Task to complete:
Write out all lines holding the word "DESKTOP".

Extracted data entries:

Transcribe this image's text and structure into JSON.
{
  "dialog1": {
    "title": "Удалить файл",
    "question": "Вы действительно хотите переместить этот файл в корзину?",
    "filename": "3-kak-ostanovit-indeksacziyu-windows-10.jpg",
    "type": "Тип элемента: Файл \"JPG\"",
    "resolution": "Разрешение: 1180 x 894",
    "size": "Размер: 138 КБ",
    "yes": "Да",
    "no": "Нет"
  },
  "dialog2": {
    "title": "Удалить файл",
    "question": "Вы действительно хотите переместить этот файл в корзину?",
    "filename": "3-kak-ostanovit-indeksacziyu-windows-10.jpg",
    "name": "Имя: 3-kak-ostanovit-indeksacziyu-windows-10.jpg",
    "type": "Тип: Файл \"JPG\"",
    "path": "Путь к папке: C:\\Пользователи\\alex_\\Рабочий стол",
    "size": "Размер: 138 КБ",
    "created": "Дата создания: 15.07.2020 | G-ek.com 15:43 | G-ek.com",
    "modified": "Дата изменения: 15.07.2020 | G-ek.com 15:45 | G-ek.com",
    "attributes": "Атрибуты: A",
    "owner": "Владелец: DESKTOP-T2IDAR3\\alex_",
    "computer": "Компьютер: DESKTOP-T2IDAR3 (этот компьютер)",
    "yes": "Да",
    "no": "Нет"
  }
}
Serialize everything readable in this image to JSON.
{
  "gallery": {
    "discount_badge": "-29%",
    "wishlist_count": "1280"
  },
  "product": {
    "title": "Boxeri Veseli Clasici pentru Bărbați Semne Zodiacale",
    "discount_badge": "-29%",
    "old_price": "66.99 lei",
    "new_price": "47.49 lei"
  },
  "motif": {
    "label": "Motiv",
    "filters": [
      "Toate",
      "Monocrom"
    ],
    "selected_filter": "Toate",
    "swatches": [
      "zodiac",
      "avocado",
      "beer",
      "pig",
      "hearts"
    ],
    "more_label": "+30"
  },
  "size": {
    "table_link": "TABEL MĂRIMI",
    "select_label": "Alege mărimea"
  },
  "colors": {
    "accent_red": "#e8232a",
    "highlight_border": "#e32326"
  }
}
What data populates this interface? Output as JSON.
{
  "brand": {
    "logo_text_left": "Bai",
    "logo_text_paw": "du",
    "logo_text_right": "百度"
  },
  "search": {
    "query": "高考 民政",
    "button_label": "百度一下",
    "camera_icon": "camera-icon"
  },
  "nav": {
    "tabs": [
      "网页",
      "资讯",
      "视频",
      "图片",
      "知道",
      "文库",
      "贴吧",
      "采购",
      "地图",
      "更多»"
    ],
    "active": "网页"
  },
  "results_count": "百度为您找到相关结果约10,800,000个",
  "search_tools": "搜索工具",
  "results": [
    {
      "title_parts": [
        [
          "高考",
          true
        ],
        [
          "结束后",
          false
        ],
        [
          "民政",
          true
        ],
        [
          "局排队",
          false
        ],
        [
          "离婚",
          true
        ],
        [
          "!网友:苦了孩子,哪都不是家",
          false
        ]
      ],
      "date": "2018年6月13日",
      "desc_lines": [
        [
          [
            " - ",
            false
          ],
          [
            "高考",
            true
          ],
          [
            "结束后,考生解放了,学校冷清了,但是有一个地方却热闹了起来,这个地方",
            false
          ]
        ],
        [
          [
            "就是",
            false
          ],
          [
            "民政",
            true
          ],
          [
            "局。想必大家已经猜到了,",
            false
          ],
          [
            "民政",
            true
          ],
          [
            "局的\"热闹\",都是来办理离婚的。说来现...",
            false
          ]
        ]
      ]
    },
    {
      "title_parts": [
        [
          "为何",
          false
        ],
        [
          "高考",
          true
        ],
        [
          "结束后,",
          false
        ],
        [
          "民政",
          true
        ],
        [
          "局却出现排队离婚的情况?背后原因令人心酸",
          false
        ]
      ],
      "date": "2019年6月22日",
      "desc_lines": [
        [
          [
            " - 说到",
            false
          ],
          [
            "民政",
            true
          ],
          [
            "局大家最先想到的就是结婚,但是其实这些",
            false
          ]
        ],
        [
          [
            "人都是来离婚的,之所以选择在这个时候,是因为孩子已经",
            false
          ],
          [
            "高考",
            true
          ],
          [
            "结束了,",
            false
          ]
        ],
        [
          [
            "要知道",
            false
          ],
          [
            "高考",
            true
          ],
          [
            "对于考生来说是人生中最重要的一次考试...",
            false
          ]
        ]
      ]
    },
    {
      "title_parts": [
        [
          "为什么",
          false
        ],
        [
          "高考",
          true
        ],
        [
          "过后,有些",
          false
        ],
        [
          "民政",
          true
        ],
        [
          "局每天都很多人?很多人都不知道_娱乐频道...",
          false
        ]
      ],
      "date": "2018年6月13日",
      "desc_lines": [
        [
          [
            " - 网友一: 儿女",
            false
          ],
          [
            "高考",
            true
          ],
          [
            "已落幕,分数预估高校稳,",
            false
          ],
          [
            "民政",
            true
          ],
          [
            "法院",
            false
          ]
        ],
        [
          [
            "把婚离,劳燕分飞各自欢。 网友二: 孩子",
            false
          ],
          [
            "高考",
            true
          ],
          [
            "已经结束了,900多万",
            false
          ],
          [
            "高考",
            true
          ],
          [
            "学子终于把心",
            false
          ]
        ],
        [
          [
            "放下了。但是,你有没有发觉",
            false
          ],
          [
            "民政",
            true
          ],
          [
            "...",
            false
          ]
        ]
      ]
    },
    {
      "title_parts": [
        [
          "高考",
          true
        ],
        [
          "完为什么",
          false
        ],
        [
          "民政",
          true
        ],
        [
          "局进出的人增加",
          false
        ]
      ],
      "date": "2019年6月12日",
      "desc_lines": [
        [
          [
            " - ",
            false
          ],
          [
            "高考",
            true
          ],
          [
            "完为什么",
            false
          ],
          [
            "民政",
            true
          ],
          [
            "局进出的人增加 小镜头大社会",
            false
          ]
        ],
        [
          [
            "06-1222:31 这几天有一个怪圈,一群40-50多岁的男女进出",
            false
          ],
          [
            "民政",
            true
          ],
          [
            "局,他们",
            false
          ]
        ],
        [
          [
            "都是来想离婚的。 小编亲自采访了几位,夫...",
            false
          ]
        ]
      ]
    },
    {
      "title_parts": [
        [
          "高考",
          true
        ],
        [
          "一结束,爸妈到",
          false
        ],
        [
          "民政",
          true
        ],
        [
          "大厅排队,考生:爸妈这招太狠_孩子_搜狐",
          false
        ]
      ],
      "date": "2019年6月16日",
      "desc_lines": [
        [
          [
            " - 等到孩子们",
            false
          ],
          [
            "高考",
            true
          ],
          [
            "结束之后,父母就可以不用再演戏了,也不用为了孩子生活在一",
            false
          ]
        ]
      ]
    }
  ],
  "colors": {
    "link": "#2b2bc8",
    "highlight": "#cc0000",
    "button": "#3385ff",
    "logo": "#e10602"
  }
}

Full output:
    "owner": "Владелец: DESKTOP-T2IDAR3\\alex_",
    "computer": "Компьютер: DESKTOP-T2IDAR3 (этот компьютер)",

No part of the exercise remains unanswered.